==== Data lines

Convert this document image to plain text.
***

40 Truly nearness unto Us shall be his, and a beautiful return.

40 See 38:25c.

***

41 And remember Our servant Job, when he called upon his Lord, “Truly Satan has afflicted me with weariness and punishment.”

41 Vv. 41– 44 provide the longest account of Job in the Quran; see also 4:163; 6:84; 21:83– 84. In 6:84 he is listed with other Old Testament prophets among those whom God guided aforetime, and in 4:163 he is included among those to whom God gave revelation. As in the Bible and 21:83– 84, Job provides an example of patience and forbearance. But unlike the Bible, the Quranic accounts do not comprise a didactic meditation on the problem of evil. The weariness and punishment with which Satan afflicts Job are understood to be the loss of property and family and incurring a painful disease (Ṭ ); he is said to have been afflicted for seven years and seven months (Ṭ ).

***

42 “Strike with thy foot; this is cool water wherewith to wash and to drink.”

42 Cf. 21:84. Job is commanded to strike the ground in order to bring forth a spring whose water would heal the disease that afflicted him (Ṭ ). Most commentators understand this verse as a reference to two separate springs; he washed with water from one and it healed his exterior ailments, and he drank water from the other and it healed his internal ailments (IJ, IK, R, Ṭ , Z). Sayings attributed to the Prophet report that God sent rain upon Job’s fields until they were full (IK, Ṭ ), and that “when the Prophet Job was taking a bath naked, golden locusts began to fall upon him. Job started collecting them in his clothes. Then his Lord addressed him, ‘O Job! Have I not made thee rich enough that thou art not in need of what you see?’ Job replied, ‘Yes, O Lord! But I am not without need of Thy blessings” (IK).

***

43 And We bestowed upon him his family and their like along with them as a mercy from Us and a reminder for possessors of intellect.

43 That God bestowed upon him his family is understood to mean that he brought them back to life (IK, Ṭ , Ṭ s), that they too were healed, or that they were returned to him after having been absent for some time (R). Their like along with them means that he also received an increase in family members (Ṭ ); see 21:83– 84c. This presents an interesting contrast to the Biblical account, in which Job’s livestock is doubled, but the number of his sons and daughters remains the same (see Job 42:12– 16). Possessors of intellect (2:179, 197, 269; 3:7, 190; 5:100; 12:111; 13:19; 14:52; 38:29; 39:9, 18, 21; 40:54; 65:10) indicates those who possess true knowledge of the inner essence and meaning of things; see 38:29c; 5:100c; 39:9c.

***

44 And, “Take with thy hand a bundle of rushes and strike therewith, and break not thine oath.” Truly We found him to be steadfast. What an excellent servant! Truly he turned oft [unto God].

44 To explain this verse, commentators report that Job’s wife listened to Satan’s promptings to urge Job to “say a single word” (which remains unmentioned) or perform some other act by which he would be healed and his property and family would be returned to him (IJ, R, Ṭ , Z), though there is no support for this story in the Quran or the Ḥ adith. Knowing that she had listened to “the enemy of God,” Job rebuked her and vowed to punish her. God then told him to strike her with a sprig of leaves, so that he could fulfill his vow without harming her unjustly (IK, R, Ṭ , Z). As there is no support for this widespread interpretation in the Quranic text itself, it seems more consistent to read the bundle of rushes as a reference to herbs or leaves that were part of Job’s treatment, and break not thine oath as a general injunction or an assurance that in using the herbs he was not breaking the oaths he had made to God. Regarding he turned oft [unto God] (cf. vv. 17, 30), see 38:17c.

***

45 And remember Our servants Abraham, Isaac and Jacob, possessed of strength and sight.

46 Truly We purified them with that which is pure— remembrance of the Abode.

========

» Written problem
Output the full listing exactly as it stands.

» Correct output
Convert this document image to plain text.
***

40 Truly nearness unto Us shall be his, and a beautiful return.

40 See 38:25c.

***

41 And remember Our servant Job, when he called upon his Lord, “Truly Satan has afflicted me with weariness and punishment.”

41 Vv. 41– 44 provide the longest account of Job in the Quran; see also 4:163; 6:84; 21:83– 84. In 6:84 he is listed with other Old Testament prophets among those whom God guided aforetime, and in 4:163 he is included among those to whom God gave revelation. As in the Bible and 21:83– 84, Job provides an example of patience and forbearance. But unlike the Bible, the Quranic accounts do not comprise a didactic meditation on the problem of evil. The weariness and punishment with which Satan afflicts Job are understood to be the loss of property and family and incurring a painful disease (Ṭ ); he is said to have been afflicted for seven years and seven months (Ṭ ).

***

42 “Strike with thy foot; this is cool water wherewith to wash and to drink.”

42 Cf. 21:84. Job is commanded to strike the ground in order to bring forth a spring whose water would heal the disease that afflicted him (Ṭ ). Most commentators understand this verse as a reference to two separate springs; he washed with water from one and it healed his exterior ailments, and he drank water from the other and it healed his internal ailments (IJ, IK, R, Ṭ , Z). Sayings attributed to the Prophet report that God sent rain upon Job’s fields until they were full (IK, Ṭ ), and that “when the Prophet Job was taking a bath naked, golden locusts began to fall upon him. Job started collecting them in his clothes. Then his Lord addressed him, ‘O Job! Have I not made thee rich enough that thou art not in need of what you see?’ Job replied, ‘Yes, O Lord! But I am not without need of Thy blessings” (IK).

***

43 And We bestowed upon him his family and their like along with them as a mercy from Us and a reminder for possessors of intellect.

43 That God bestowed upon him his family is understood to mean that he brought them back to life (IK, Ṭ , Ṭ s), that they too were healed, or that they were returned to him after having been absent for some time (R). Their like along with them means that he also received an increase in family members (Ṭ ); see 21:83– 84c. This presents an interesting contrast to the Biblical account, in which Job’s livestock is doubled, but the number of his sons and daughters remains the same (see Job 42:12– 16). Possessors of intellect (2:179, 197, 269; 3:7, 190; 5:100; 12:111; 13:19; 14:52; 38:29; 39:9, 18, 21; 40:54; 65:10) indicates those who possess true knowledge of the inner essence and meaning of things; see 38:29c; 5:100c; 39:9c.

***

44 And, “Take with thy hand a bundle of rushes and strike therewith, and break not thine oath.” Truly We found him to be steadfast. What an excellent servant! Truly he turned oft [unto God].

44 To explain this verse, commentators report that Job’s wife listened to Satan’s promptings to urge Job to “say a single word” (which remains unmentioned) or perform some other act by which he would be healed and his property and family would be returned to him (IJ, R, Ṭ , Z), though there is no support for this story in the Quran or the Ḥ adith. Knowing that she had listened to “the enemy of God,” Job rebuked her and vowed to punish her. God then told him to strike her with a sprig of leaves, so that he could fulfill his vow without harming her unjustly (IK, R, Ṭ , Z). As there is no support for this widespread interpretation in the Quranic text itself, it seems more consistent to read the bundle of rushes as a reference to herbs or leaves that were part of Job’s treatment, and break not thine oath as a general injunction or an assurance that in using the herbs he was not breaking the oaths he had made to God. Regarding he turned oft [unto God] (cf. vv. 17, 30), see 38:17c.

***

45 And remember Our servants Abraham, Isaac and Jacob, possessed of strength and sight.

46 Truly We purified them with that which is pure— remembrance of the Abode.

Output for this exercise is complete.